- Given problem
Every line must be returned precisely as it is written.
------------------------------------------------
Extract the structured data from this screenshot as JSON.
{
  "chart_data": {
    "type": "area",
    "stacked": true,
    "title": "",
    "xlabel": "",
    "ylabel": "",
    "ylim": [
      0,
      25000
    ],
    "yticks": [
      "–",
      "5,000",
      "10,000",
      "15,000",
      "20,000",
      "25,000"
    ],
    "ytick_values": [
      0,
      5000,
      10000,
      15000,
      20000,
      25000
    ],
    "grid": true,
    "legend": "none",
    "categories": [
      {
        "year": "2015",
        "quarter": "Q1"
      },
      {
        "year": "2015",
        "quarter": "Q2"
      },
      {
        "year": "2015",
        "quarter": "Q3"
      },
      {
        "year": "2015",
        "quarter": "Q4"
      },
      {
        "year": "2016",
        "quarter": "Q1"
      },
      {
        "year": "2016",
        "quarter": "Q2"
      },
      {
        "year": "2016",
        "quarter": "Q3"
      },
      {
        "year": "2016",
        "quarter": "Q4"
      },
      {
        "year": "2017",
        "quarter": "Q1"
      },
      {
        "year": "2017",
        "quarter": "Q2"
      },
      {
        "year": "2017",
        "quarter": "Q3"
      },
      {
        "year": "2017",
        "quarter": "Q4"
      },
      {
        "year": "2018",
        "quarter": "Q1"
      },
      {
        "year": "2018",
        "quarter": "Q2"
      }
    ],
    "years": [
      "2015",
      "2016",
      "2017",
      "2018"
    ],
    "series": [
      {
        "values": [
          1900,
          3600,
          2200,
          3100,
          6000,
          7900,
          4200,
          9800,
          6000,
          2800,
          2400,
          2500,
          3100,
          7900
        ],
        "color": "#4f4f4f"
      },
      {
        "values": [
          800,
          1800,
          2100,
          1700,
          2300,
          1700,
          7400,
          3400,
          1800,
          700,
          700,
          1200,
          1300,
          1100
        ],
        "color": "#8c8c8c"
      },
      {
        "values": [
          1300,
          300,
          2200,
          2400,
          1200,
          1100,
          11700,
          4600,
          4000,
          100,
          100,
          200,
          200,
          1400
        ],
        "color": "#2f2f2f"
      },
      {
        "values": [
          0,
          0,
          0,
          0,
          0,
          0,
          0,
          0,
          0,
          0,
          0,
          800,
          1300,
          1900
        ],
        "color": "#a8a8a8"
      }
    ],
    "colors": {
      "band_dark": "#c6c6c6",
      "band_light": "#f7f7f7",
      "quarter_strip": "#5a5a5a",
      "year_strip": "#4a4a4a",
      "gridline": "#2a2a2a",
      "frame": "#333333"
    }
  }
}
------------------------------------------------
- Solution to the exercise
Extract the structured data from this screenshot as JSON.
{
  "chart_data": {
    "type": "area",
    "stacked": true,
    "title": "",
    "xlabel": "",
    "ylabel": "",
    "ylim": [
      0,
      25000
    ],
    "yticks": [
      "–",
      "5,000",
      "10,000",
      "15,000",
      "20,000",
      "25,000"
    ],
    "ytick_values": [
      0,
      5000,
      10000,
      15000,
      20000,
      25000
    ],
    "grid": true,
    "legend": "none",
    "categories": [
      {
        "year": "2015",
        "quarter": "Q1"
      },
      {
        "year": "2015",
        "quarter": "Q2"
      },
      {
        "year": "2015",
        "quarter": "Q3"
      },
      {
        "year": "2015",
        "quarter": "Q4"
      },
      {
        "year": "2016",
        "quarter": "Q1"
      },
      {
        "year": "2016",
        "quarter": "Q2"
      },
      {
        "year": "2016",
        "quarter": "Q3"
      },
      {
        "year": "2016",
        "quarter": "Q4"
      },
      {
        "year": "2017",
        "quarter": "Q1"
      },
      {
        "year": "2017",
        "quarter": "Q2"
      },
      {
        "year": "2017",
        "quarter": "Q3"
      },
      {
        "year": "2017",
        "quarter": "Q4"
      },
      {
        "year": "2018",
        "quarter": "Q1"
      },
      {
        "year": "2018",
        "quarter": "Q2"
      }
    ],
    "years": [
      "2015",
      "2016",
      "2017",
      "2018"
    ],
    "series": [
      {
        "values": [
          1900,
          3600,
          2200,
          3100,
          6000,
          7900,
          4200,
          9800,
          6000,
          2800,
          2400,
          2500,
          3100,
          7900
        ],
        "color": "#4f4f4f"
      },
      {
        "values": [
          800,
          1800,
          2100,
          1700,
          2300,
          1700,
          7400,
          3400,
          1800,
          700,
          700,
          1200,
          1300,
          1100
        ],
        "color": "#8c8c8c"
      },
      {
        "values": [
          1300,
          300,
          2200,
          2400,
          1200,
          1100,
          11700,
          4600,
          4000,
          100,
          100,
          200,
          200,
          1400
        ],
        "color": "#2f2f2f"
      },
      {
        "values": [
          0,
          0,
          0,
          0,
          0,
          0,
          0,
          0,
          0,
          0,
          0,
          800,
          1300,
          1900
        ],
        "color": "#a8a8a8"
      }
    ],
    "colors": {
      "band_dark": "#c6c6c6",
      "band_light": "#f7f7f7",
      "quarter_strip": "#5a5a5a",
      "year_strip": "#4a4a4a",
      "gridline": "#2a2a2a",
      "frame": "#333333"
    }
  }
}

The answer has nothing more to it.